The entries below are to be written out again without alteration.

>>>

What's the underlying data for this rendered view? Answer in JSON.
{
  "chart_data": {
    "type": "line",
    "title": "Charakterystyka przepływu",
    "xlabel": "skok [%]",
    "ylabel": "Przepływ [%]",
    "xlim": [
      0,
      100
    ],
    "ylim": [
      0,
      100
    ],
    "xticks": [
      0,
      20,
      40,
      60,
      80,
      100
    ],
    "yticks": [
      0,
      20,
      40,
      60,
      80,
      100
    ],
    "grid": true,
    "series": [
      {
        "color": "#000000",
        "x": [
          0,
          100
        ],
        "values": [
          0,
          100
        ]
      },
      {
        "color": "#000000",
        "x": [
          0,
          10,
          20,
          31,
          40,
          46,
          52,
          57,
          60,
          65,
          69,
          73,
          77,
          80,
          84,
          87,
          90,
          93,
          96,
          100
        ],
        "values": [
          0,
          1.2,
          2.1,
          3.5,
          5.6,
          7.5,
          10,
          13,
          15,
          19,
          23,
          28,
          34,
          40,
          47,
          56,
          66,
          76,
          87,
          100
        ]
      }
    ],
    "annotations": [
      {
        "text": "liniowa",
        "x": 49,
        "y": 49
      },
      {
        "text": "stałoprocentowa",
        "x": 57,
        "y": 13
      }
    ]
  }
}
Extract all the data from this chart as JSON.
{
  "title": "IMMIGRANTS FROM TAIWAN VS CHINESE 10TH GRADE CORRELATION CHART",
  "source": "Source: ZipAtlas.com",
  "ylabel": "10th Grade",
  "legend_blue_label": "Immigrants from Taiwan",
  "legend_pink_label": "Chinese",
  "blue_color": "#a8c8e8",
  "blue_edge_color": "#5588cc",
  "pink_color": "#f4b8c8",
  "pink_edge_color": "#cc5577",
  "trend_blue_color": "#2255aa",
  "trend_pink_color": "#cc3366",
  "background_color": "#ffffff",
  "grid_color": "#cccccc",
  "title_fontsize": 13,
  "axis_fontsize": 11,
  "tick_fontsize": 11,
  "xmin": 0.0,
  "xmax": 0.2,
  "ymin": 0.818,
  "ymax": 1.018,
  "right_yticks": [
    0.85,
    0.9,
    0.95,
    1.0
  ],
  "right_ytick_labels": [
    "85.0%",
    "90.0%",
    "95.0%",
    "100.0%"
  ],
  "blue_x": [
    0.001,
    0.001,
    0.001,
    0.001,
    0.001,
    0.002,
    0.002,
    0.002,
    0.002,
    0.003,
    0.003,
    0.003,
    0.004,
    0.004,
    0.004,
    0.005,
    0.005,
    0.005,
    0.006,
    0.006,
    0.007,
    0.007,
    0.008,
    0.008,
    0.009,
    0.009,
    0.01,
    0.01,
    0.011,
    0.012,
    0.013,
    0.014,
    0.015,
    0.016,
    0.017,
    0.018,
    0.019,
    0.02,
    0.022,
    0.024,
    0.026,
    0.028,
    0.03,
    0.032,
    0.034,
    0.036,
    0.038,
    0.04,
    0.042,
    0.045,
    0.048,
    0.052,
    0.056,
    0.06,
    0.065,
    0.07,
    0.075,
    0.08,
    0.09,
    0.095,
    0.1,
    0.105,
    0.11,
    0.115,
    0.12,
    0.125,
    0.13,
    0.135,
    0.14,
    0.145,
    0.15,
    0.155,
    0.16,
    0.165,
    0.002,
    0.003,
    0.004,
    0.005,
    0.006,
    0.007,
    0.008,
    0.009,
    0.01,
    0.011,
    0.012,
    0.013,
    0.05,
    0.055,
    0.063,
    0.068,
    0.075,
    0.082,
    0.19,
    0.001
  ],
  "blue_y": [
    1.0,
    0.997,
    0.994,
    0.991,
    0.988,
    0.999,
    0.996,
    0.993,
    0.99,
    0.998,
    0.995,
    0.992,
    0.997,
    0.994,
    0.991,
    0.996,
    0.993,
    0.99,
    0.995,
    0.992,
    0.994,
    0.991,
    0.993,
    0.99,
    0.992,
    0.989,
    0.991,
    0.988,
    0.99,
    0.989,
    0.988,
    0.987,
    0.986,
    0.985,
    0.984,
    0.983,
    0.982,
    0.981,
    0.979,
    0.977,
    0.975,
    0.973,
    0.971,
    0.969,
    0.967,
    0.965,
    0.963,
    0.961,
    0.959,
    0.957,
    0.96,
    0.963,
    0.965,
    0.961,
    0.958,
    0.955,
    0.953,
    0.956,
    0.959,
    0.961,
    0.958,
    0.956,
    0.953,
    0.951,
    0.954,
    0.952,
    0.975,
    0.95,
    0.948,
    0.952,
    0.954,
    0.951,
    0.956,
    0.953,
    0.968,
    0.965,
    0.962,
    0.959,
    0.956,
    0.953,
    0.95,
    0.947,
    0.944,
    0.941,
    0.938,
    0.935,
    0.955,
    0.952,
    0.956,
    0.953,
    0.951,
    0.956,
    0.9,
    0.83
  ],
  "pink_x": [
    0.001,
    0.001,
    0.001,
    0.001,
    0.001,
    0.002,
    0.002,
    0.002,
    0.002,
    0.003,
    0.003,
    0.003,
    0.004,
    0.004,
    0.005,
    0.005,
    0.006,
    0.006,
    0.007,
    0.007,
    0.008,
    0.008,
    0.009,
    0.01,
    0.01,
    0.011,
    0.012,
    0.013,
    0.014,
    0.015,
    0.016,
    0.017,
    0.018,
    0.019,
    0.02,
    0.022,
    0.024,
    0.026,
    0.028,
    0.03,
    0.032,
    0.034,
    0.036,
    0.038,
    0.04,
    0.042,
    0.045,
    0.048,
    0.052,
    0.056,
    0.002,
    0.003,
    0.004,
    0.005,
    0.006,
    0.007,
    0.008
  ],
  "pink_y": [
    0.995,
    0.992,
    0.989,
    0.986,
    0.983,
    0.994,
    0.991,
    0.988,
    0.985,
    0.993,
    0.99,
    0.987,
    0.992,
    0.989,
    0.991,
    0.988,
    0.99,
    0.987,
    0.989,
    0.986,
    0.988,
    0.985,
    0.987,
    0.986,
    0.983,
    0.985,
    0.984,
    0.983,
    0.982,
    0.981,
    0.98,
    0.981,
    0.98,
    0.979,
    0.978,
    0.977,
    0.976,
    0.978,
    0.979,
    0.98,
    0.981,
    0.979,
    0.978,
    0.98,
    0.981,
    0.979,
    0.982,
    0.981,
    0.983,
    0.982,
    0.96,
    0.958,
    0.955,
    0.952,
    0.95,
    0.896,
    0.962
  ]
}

<<<

* _FINISHED ANSWER_:
What's the underlying data for this rendered view? Answer in JSON.
{
  "chart_data": {
    "type": "line",
    "title": "Charakterystyka przepływu",
    "xlabel": "skok [%]",
    "ylabel": "Przepływ [%]",
    "xlim": [
      0,
      100
    ],
    "ylim": [
      0,
      100
    ],
    "xticks": [
      0,
      20,
      40,
      60,
      80,
      100
    ],
    "yticks": [
      0,
      20,
      40,
      60,
      80,
      100
    ],
    "grid": true,
    "series": [
      {
        "color": "#000000",
        "x": [
          0,
          100
        ],
        "values": [
          0,
          100
        ]
      },
      {
        "color": "#000000",
        "x": [
          0,
          10,
          20,
          31,
          40,
          46,
          52,
          57,
          60,
          65,
          69,
          73,
          77,
          80,
          84,
          87,
          90,
          93,
          96,
          100
        ],
        "values": [
          0,
          1.2,
          2.1,
          3.5,
          5.6,
          7.5,
          10,
          13,
          15,
          19,
          23,
          28,
          34,
          40,
          47,
          56,
          66,
          76,
          87,
          100
        ]
      }
    ],
    "annotations": [
      {
        "text": "liniowa",
        "x": 49,
        "y": 49
      },
      {
        "text": "stałoprocentowa",
        "x": 57,
        "y": 13
      }
    ]
  }
}
Extract all the data from this chart as JSON.
{
  "title": "IMMIGRANTS FROM TAIWAN VS CHINESE 10TH GRADE CORRELATION CHART",
  "source": "Source: ZipAtlas.com",
  "ylabel": "10th Grade",
  "legend_blue_label": "Immigrants from Taiwan",
  "legend_pink_label": "Chinese",
  "blue_color": "#a8c8e8",
  "blue_edge_color": "#5588cc",
  "pink_color": "#f4b8c8",
  "pink_edge_color": "#cc5577",
  "trend_blue_color": "#2255aa",
  "trend_pink_color": "#cc3366",
  "background_color": "#ffffff",
  "grid_color": "#cccccc",
  "title_fontsize": 13,
  "axis_fontsize": 11,
  "tick_fontsize": 11,
  "xmin": 0.0,
  "xmax": 0.2,
  "ymin": 0.818,
  "ymax": 1.018,
  "right_yticks": [
    0.85,
    0.9,
    0.95,
    1.0
  ],
  "right_ytick_labels": [
    "85.0%",
    "90.0%",
    "95.0%",
    "100.0%"
  ],
  "blue_x": [
    0.001,
    0.001,
    0.001,
    0.001,
    0.001,
    0.002,
    0.002,
    0.002,
    0.002,
    0.003,
    0.003,
    0.003,
    0.004,
    0.004,
    0.004,
    0.005,
    0.005,
    0.005,
    0.006,
    0.006,
    0.007,
    0.007,
    0.008,
    0.008,
    0.009,
    0.009,
    0.01,
    0.01,
    0.011,
    0.012,
    0.013,
    0.014,
    0.015,
    0.016,
    0.017,
    0.018,
    0.019,
    0.02,
    0.022,
    0.024,
    0.026,
    0.028,
    0.03,
    0.032,
    0.034,
    0.036,
    0.038,
    0.04,
    0.042,
    0.045,
    0.048,
    0.052,
    0.056,
    0.06,
    0.065,
    0.07,
    0.075,
    0.08,
    0.09,
    0.095,
    0.1,
    0.105,
    0.11,
    0.115,
    0.12,
    0.125,
    0.13,
    0.135,
    0.14,
    0.145,
    0.15,
    0.155,
    0.16,
    0.165,
    0.002,
    0.003,
    0.004,
    0.005,
    0.006,
    0.007,
    0.008,
    0.009,
    0.01,
    0.011,
    0.012,
    0.013,
    0.05,
    0.055,
    0.063,
    0.068,
    0.075,
    0.082,
    0.19,
    0.001
  ],
  "blue_y": [
    1.0,
    0.997,
    0.994,
    0.991,
    0.988,
    0.999,
    0.996,
    0.993,
    0.99,
    0.998,
    0.995,
    0.992,
    0.997,
    0.994,
    0.991,
    0.996,
    0.993,
    0.99,
    0.995,
    0.992,
    0.994,
    0.991,
    0.993,
    0.99,
    0.992,
    0.989,
    0.991,
    0.988,
    0.99,
    0.989,
    0.988,
    0.987,
    0.986,
    0.985,
    0.984,
    0.983,
    0.982,
    0.981,
    0.979,
    0.977,
    0.975,
    0.973,
    0.971,
    0.969,
    0.967,
    0.965,
    0.963,
    0.961,
    0.959,
    0.957,
    0.96,
    0.963,
    0.965,
    0.961,
    0.958,
    0.955,
    0.953,
    0.956,
    0.959,
    0.961,
    0.958,
    0.956,
    0.953,
    0.951,
    0.954,
    0.952,
    0.975,
    0.95,
    0.948,
    0.952,
    0.954,
    0.951,
    0.956,
    0.953,
    0.968,
    0.965,
    0.962,
    0.959,
    0.956,
    0.953,
    0.95,
    0.947,
    0.944,
    0.941,
    0.938,
    0.935,
    0.955,
    0.952,
    0.956,
    0.953,
    0.951,
    0.956,
    0.9,
    0.83
  ],
  "pink_x": [
    0.001,
    0.001,
    0.001,
    0.001,
    0.001,
    0.002,
    0.002,
    0.002,
    0.002,
    0.003,
    0.003,
    0.003,
    0.004,
    0.004,
    0.005,
    0.005,
    0.006,
    0.006,
    0.007,
    0.007,
    0.008,
    0.008,
    0.009,
    0.01,
    0.01,
    0.011,
    0.012,
    0.013,
    0.014,
    0.015,
    0.016,
    0.017,
    0.018,
    0.019,
    0.02,
    0.022,
    0.024,
    0.026,
    0.028,
    0.03,
    0.032,
    0.034,
    0.036,
    0.038,
    0.04,
    0.042,
    0.045,
    0.048,
    0.052,
    0.056,
    0.002,
    0.003,
    0.004,
    0.005,
    0.006,
    0.007,
    0.008
  ],
  "pink_y": [
    0.995,
    0.992,
    0.989,
    0.986,
    0.983,
    0.994,
    0.991,
    0.988,
    0.985,
    0.993,
    0.99,
    0.987,
    0.992,
    0.989,
    0.991,
    0.988,
    0.99,
    0.987,
    0.989,
    0.986,
    0.988,
    0.985,
    0.987,
    0.986,
    0.983,
    0.985,
    0.984,
    0.983,
    0.982,
    0.981,
    0.98,
    0.981,
    0.98,
    0.979,
    0.978,
    0.977,
    0.976,
    0.978,
    0.979,
    0.98,
    0.981,
    0.979,
    0.978,
    0.98,
    0.981,
    0.979,
    0.982,
    0.981,
    0.983,
    0.982,
    0.96,
    0.958,
    0.955,
    0.952,
    0.95,
    0.896,
    0.962
  ]
}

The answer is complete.